··· STORED ROWS
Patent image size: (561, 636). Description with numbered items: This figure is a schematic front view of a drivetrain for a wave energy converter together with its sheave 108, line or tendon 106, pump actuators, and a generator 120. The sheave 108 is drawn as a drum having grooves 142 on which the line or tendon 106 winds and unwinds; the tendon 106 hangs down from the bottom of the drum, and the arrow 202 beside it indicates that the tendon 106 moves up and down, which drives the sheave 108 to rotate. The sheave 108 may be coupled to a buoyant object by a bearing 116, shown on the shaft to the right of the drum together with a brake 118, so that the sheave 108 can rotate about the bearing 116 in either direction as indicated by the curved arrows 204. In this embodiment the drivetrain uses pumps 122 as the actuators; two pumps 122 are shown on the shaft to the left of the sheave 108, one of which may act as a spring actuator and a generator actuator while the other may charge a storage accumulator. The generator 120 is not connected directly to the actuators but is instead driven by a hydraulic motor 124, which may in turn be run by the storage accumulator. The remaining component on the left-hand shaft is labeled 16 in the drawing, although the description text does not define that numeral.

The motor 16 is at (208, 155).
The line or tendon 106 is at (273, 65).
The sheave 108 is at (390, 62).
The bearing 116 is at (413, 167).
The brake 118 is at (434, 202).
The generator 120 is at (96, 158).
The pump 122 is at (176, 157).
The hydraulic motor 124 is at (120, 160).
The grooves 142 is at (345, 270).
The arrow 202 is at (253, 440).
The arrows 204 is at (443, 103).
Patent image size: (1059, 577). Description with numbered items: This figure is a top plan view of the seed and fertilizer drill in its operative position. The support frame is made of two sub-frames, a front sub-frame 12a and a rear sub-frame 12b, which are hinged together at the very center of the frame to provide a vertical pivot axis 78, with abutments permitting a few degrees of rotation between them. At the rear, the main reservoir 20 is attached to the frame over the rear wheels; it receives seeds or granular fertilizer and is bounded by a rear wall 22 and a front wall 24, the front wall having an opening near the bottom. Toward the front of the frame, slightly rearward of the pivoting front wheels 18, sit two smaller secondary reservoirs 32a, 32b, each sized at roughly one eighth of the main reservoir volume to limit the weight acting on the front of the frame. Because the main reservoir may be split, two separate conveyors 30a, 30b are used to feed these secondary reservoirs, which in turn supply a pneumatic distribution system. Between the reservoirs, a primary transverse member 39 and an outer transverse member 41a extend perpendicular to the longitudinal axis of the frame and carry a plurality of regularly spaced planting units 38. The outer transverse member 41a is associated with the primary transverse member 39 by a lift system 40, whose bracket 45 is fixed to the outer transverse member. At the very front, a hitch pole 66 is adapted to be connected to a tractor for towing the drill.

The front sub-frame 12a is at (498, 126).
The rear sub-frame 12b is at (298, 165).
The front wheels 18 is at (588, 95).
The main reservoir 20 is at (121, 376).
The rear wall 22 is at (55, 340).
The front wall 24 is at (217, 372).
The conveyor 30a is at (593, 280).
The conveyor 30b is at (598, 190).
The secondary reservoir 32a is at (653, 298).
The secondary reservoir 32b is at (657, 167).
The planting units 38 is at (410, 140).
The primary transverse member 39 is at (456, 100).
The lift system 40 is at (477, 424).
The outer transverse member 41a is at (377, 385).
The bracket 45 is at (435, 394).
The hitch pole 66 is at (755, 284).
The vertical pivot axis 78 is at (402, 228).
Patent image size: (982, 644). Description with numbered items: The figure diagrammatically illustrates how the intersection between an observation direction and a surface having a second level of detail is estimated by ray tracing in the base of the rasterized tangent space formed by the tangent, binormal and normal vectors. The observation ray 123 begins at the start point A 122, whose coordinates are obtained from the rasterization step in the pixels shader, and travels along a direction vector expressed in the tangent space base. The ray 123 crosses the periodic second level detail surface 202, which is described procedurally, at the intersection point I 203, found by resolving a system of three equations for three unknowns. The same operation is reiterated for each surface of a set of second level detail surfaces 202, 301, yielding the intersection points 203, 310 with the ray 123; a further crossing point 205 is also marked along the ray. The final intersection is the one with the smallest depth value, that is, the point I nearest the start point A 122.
······
WHAT THE TASK ASKS: Convert the part of the listing that runs from its first line through the line containing "The brake 118 is at (434, 202)." into a numbered list, leaving out blank lines.

TASK OUTPUT:
1. Patent image size: (561, 636). Description with numbered items: This figure is a schematic front view of a drivetrain for a wave energy converter together with its sheave 108, line or tendon 106, pump actuators, and a generator 120. The sheave 108 is drawn as a drum having grooves 142 on which the line or tendon 106 winds and unwinds; the tendon 106 hangs down from the bottom of the drum, and the arrow 202 beside it indicates that the tendon 106 moves up and down, which drives the sheave 108 to rotate. The sheave 108 may be coupled to a buoyant object by a bearing 116, shown on the shaft to the right of the drum together with a brake 118, so that the sheave 108 can rotate about the bearing 116 in either direction as indicated by the curved arrows 204. In this embodiment the drivetrain uses pumps 122 as the actuators; two pumps 122 are shown on the shaft to the left of the sheave 108, one of which may act as a spring actuator and a generator actuator while the other may charge a storage accumulator. The generator 120 is not connected directly to the actuators but is instead driven by a hydraulic motor 124, which may in turn be run by the storage accumulator. The remaining component on the left-hand shaft is labeled 16 in the drawing, although the description text does not define that numeral.
2. The motor 16 is at (208, 155).
3. The line or tendon 106 is at (273, 65).
4. The sheave 108 is at (390, 62).
5. The bearing 116 is at (413, 167).
6. The brake 118 is at (434, 202).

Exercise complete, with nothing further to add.